◆ The request: Exactly and only the lines from the one containing "What does this" through the close of the entries below are to be set down.

◆ Extracted information:
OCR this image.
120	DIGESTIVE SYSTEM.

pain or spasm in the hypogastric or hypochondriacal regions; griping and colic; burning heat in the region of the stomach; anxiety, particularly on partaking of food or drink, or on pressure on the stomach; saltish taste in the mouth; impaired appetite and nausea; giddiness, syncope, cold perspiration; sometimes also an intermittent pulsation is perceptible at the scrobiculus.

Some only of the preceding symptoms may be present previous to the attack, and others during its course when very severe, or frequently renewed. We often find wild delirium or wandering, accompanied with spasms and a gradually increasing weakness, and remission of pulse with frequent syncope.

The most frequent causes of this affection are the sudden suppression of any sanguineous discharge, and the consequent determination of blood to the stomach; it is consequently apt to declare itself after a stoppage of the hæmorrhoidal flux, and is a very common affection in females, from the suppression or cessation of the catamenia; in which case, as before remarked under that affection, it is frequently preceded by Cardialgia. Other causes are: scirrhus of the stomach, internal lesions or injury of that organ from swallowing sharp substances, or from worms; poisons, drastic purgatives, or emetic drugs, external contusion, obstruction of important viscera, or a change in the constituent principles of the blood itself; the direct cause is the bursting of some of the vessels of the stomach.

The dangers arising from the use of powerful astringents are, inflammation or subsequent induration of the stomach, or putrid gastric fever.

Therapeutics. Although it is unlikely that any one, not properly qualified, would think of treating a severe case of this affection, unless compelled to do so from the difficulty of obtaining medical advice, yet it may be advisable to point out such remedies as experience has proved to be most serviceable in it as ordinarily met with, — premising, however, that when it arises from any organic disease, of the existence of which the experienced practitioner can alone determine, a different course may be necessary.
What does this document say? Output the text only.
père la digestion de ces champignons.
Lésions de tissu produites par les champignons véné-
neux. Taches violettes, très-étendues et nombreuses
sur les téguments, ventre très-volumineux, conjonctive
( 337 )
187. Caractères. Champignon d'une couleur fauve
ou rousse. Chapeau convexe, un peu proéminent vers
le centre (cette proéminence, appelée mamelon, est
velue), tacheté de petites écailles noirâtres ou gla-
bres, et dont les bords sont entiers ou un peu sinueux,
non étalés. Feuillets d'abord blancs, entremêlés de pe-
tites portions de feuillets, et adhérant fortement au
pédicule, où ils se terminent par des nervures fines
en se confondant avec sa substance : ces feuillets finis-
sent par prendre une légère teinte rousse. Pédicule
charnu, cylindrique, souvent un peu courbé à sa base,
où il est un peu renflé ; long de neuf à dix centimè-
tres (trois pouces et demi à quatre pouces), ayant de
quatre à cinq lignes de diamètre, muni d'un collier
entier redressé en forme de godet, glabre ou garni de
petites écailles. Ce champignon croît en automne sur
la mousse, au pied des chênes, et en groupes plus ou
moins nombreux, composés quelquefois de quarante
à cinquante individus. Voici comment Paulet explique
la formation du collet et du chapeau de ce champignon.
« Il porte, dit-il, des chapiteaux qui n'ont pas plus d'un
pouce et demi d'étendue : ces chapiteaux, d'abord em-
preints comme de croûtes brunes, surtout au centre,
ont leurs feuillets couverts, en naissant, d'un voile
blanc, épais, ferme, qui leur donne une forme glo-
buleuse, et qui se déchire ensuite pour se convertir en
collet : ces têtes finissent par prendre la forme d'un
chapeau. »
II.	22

◆ Exercise solution:
What does this document say? Output the text only.
père la digestion de ces champignons.
Lésions de tissu produites par les champignons véné-
neux. Taches violettes, très-étendues et nombreuses
sur les téguments, ventre très-volumineux, conjonctive
( 337 )
187. Caractères. Champignon d'une couleur fauve
ou rousse. Chapeau convexe, un peu proéminent vers
le centre (cette proéminence, appelée mamelon, est
velue), tacheté de petites écailles noirâtres ou gla-
bres, et dont les bords sont entiers ou un peu sinueux,
non étalés. Feuillets d'abord blancs, entremêlés de pe-
tites portions de feuillets, et adhérant fortement au
pédicule, où ils se terminent par des nervures fines
en se confondant avec sa substance : ces feuillets finis-
sent par prendre une légère teinte rousse. Pédicule
charnu, cylindrique, souvent un peu courbé à sa base,
où il est un peu renflé ; long de neuf à dix centimè-
tres (trois pouces et demi à quatre pouces), ayant de
quatre à cinq lignes de diamètre, muni d'un collier
entier redressé en forme de godet, glabre ou garni de
petites écailles. Ce champignon croît en automne sur
la mousse, au pied des chênes, et en groupes plus ou
moins nombreux, composés quelquefois de quarante
à cinquante individus. Voici comment Paulet explique
la formation du collet et du chapeau de ce champignon.
« Il porte, dit-il, des chapiteaux qui n'ont pas plus d'un
pouce et demi d'étendue : ces chapiteaux, d'abord em-
preints comme de croûtes brunes, surtout au centre,
ont leurs feuillets couverts, en naissant, d'un voile
blanc, épais, ferme, qui leur donne une forme glo-
buleuse, et qui se déchire ensuite pour se convertir en
collet : ces têtes finissent par prendre la forme d'un
chapeau. »
II.	22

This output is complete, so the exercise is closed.